Work to do: Extract, from the records beneath this instruction, each line that contains the word "carousel".

Given data:
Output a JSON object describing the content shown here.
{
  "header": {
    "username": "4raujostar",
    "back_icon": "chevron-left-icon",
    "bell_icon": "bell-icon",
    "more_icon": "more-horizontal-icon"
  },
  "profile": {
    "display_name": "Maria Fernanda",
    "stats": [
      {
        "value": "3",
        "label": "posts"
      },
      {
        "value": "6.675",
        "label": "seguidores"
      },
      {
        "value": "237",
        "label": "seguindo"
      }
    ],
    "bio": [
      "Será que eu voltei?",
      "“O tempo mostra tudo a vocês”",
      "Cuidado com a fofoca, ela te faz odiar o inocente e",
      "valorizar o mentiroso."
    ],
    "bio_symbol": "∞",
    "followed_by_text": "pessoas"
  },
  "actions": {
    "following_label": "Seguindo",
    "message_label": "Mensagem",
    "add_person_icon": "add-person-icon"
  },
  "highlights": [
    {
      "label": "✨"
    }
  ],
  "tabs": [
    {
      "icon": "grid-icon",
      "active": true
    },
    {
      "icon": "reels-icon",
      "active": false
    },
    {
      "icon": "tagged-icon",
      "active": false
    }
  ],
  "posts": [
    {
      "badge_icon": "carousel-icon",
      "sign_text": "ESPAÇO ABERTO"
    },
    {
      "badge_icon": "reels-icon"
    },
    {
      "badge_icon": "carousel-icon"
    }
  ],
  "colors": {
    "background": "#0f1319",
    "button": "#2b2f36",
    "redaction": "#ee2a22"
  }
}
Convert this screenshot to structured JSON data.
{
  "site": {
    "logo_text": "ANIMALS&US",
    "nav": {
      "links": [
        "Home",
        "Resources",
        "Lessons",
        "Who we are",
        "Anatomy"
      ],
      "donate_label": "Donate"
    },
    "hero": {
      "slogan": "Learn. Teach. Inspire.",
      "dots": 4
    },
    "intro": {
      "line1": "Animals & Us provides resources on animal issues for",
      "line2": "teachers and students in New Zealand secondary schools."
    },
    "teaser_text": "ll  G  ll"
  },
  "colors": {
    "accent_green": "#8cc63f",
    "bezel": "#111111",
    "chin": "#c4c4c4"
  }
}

Full solution:
      "badge_icon": "carousel-icon",
      "badge_icon": "carousel-icon"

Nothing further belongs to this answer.